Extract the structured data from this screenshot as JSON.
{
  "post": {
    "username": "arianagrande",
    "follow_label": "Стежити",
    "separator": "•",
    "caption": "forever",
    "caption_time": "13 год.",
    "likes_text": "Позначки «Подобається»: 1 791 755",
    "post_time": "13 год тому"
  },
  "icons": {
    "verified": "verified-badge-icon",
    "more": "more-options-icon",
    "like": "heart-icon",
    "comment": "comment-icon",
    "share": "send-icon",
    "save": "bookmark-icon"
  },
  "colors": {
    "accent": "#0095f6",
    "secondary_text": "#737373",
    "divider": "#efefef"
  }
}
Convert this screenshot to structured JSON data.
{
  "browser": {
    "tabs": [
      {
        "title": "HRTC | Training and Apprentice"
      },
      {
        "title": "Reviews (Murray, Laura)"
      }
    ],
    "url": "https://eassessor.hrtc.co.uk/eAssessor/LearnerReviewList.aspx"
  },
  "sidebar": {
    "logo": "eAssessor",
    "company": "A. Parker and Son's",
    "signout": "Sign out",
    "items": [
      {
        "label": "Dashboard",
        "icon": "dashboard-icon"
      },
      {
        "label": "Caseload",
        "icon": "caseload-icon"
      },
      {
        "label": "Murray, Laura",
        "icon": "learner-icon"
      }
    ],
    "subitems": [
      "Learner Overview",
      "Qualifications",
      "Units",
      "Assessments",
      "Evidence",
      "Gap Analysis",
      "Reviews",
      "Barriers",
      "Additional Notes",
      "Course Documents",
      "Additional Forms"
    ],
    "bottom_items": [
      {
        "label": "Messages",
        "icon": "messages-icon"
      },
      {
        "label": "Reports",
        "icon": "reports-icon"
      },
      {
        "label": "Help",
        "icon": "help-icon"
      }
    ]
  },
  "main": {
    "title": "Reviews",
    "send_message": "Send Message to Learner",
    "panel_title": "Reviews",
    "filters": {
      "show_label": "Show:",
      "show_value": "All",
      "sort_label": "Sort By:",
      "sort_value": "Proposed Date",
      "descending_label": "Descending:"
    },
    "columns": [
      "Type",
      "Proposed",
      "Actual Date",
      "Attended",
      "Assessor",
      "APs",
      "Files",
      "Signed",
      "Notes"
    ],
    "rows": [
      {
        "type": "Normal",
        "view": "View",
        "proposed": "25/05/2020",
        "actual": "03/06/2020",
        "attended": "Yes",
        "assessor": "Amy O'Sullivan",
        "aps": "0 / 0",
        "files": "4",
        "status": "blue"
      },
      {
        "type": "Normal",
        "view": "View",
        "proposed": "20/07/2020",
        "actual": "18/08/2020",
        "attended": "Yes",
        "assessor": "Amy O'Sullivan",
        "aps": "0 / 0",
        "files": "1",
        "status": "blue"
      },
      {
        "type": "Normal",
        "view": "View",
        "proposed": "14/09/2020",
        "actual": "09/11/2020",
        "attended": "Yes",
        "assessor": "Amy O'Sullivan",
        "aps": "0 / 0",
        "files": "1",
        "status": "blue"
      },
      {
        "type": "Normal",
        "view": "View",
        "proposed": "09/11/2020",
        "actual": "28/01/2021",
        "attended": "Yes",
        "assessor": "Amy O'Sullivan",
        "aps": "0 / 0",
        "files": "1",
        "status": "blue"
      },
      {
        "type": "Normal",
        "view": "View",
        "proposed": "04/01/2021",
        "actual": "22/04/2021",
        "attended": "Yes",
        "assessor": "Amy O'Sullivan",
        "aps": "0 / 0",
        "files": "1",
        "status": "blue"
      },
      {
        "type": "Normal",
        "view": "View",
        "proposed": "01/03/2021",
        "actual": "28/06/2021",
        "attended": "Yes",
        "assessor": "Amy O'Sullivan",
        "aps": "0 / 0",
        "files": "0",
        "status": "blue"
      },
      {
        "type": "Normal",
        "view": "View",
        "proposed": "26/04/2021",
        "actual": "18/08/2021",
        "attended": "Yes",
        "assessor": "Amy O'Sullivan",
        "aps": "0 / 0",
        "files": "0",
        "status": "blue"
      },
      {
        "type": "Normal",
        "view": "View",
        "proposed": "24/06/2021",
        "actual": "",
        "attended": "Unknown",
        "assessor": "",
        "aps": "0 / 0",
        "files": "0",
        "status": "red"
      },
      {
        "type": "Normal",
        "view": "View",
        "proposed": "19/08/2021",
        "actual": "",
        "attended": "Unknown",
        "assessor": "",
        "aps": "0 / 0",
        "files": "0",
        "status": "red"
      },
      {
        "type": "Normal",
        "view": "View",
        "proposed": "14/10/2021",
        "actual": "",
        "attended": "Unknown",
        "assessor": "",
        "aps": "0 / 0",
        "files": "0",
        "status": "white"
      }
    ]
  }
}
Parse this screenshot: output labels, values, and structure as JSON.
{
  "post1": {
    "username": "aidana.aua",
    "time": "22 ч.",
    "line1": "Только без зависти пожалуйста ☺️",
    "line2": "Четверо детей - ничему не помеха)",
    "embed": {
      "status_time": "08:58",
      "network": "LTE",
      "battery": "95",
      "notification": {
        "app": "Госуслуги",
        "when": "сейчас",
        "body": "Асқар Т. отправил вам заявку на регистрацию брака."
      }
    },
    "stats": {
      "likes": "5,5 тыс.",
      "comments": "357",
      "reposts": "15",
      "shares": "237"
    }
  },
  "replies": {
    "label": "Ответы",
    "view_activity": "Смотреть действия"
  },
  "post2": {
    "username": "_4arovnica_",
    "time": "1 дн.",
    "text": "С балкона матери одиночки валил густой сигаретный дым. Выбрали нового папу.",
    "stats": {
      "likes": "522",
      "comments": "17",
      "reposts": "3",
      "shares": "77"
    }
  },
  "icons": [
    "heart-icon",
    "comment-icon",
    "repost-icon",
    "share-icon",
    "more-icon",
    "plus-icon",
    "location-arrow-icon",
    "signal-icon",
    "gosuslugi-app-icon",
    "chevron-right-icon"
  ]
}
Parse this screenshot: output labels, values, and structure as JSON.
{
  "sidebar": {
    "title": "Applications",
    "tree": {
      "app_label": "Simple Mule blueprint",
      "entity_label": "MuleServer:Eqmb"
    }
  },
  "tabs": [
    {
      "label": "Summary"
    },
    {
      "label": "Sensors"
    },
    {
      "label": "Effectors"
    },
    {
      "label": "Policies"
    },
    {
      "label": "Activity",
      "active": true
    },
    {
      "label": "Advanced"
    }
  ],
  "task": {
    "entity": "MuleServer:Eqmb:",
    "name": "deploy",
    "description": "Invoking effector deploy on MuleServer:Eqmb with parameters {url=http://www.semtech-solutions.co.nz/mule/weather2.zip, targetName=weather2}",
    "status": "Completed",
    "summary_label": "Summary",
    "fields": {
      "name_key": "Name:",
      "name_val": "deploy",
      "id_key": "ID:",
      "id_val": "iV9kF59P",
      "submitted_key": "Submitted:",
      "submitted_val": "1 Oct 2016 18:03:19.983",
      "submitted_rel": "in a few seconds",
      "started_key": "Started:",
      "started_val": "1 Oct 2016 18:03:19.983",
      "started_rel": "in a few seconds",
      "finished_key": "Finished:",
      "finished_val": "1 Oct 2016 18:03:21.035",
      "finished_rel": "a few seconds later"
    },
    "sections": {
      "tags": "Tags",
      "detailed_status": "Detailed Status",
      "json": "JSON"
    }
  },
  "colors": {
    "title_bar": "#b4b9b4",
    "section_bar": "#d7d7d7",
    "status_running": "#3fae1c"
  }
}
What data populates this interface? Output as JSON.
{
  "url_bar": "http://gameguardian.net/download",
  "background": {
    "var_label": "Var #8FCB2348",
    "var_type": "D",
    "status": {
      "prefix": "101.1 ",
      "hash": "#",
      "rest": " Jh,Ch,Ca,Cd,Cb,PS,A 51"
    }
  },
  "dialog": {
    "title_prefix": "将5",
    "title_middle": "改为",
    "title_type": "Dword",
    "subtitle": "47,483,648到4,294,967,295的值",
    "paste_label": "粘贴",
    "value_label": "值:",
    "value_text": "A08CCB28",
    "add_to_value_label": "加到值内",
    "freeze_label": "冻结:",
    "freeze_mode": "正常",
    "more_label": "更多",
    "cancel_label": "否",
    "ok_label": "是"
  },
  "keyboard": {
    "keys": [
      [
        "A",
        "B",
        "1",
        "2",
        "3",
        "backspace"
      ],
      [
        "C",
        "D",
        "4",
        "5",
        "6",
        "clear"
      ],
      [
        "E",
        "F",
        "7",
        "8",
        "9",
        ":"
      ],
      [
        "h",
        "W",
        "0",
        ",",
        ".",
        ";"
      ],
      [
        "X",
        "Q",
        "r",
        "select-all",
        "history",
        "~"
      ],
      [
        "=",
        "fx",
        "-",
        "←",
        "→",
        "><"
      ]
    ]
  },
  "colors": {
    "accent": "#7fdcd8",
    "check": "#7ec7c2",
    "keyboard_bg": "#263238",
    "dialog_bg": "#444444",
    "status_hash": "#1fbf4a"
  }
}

※

Identify the lines above that contain the word "Eqmb", then copy them.

Response to this task:
      "entity_label": "MuleServer:Eqmb"
    "entity": "MuleServer:Eqmb:",
    "description": "Invoking effector deploy on MuleServer:Eqmb with parameters {url=http://www.semtech-solutions.co.nz/mule/weather2.zip, targetName=weather2}",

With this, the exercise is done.